A search warrant that does not expressly allow a search of persons provides only the limited authority to detain, not search, unarmed individuals present during the execution of the warrant.  State v. Wynne, 552 N.W.2d 218, 222 (Minn.1996).  “Warrantless searches ‘are per se unreasonable under the fourth amendment—subject only to a few specifically established and well-delineated exceptions.’ ”  State v. Dickerson, 481 N.W.2d 840, 843 (Minn.1992) (quoting Katz v. United States, 389 U.S. 347, 357, 88 S.Ct. 507, 514 (1967)), aff'd, 508 U.S. 366, 113 S.Ct. 2130 (1993).   One exception is a pat-down search for weapons.  Terry v. Ohio, 392 U.S. 1, 29–30, 88 S.Ct. 1868, 1884–85 (1968).

■ WORK ITEM ■
Retype the passage above on search warrants and warrantless searches in full, word for word.

Data excerpts:
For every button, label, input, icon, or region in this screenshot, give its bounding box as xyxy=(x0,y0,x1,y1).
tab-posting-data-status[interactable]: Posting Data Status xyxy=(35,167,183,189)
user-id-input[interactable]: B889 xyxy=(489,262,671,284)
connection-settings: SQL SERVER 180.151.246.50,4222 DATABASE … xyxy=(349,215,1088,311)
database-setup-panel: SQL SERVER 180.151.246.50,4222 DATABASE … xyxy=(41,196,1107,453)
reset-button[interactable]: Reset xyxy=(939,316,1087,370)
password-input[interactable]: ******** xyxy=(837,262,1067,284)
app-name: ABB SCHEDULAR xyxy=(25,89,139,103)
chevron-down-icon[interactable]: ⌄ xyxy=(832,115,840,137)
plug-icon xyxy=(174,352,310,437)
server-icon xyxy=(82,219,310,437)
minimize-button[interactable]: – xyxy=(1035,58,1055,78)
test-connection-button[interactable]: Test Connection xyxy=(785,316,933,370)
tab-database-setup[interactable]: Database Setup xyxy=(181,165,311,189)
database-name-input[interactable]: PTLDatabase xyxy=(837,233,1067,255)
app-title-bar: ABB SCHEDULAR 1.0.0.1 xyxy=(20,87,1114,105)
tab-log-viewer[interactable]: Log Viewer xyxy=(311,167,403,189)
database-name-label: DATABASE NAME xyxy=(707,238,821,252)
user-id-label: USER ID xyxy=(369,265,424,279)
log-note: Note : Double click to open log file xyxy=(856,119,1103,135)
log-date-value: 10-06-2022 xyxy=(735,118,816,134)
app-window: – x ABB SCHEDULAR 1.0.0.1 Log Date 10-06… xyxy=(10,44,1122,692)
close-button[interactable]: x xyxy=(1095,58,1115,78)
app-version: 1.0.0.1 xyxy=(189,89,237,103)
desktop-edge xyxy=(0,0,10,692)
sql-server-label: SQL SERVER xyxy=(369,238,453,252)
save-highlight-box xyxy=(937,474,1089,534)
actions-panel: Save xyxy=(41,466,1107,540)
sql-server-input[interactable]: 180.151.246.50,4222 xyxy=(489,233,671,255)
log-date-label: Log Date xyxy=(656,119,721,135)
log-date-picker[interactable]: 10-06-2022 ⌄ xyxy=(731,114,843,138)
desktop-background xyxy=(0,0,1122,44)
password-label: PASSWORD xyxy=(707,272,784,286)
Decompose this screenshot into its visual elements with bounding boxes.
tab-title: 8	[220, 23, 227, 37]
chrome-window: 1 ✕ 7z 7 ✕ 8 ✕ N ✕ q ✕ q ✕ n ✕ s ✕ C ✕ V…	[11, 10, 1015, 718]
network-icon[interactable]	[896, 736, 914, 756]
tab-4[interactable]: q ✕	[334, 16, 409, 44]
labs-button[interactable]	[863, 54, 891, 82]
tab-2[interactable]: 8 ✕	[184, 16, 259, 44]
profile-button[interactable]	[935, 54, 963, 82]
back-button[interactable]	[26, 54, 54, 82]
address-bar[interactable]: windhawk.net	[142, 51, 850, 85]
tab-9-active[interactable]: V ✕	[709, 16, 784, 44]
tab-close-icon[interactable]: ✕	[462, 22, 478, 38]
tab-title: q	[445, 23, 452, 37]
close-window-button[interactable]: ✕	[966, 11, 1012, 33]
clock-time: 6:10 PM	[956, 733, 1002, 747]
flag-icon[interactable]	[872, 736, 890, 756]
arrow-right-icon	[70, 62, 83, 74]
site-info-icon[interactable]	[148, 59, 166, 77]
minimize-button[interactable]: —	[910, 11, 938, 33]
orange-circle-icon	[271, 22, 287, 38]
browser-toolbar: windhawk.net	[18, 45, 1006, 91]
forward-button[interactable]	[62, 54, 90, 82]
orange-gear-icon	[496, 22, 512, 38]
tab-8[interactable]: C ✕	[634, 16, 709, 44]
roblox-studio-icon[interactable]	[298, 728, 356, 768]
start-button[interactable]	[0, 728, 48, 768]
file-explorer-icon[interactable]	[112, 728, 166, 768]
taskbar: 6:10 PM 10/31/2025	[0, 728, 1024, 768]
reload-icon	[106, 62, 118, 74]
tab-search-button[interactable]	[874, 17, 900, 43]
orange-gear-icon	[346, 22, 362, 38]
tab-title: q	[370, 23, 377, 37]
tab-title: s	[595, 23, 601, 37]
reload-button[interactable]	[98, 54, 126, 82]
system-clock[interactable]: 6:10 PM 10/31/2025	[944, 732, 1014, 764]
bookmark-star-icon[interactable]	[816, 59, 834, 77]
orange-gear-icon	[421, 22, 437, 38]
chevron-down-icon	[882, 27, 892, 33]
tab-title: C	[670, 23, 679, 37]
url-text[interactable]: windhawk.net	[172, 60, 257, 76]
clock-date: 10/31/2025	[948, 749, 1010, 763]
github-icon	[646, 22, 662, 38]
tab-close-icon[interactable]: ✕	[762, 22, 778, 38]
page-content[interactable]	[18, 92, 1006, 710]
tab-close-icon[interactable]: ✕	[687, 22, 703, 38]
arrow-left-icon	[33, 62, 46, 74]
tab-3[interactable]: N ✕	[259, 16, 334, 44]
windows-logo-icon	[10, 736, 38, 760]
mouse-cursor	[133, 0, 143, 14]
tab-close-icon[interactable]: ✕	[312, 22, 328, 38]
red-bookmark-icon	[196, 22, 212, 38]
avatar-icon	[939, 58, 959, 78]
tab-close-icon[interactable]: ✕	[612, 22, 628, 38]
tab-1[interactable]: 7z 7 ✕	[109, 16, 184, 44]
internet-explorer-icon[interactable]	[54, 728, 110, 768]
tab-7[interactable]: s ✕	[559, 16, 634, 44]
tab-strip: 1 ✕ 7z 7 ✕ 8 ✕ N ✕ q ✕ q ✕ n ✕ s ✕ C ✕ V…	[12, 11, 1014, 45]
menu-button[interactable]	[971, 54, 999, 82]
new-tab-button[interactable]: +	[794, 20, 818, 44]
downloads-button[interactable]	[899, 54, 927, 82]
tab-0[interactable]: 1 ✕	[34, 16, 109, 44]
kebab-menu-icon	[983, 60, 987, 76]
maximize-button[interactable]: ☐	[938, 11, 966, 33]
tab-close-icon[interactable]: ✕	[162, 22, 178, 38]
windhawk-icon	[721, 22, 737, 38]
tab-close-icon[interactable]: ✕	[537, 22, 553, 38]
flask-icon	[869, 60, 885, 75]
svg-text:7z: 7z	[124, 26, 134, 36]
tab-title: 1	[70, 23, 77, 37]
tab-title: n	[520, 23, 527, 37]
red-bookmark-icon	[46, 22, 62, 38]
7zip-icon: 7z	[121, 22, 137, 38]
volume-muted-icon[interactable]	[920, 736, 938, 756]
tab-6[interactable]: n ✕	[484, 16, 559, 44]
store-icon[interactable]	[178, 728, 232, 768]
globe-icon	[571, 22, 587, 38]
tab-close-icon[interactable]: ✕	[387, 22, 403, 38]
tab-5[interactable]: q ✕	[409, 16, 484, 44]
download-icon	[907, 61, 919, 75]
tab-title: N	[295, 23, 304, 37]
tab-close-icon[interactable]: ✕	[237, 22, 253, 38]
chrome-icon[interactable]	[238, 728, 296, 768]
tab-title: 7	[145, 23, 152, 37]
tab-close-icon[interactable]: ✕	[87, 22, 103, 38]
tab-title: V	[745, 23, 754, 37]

■ EXERCISE ANSWER ■
A search warrant that does not expressly allow a search of persons provides only the limited authority to detain, not search, unarmed individuals present during the execution of the warrant.  State v. Wynne, 552 N.W.2d 218, 222 (Minn.1996).  “Warrantless searches ‘are per se unreasonable under the fourth amendment—subject only to a few specifically established and well-delineated exceptions.’ ”  State v. Dickerson, 481 N.W.2d 840, 843 (Minn.1992) (quoting Katz v. United States, 389 U.S. 347, 357, 88 S.Ct. 507, 514 (1967)), aff'd, 508 U.S. 366, 113 S.Ct. 2130 (1993).   One exception is a pat-down search for weapons.  Terry v. Ohio, 392 U.S. 1, 29–30, 88 S.Ct. 1868, 1884–85 (1968).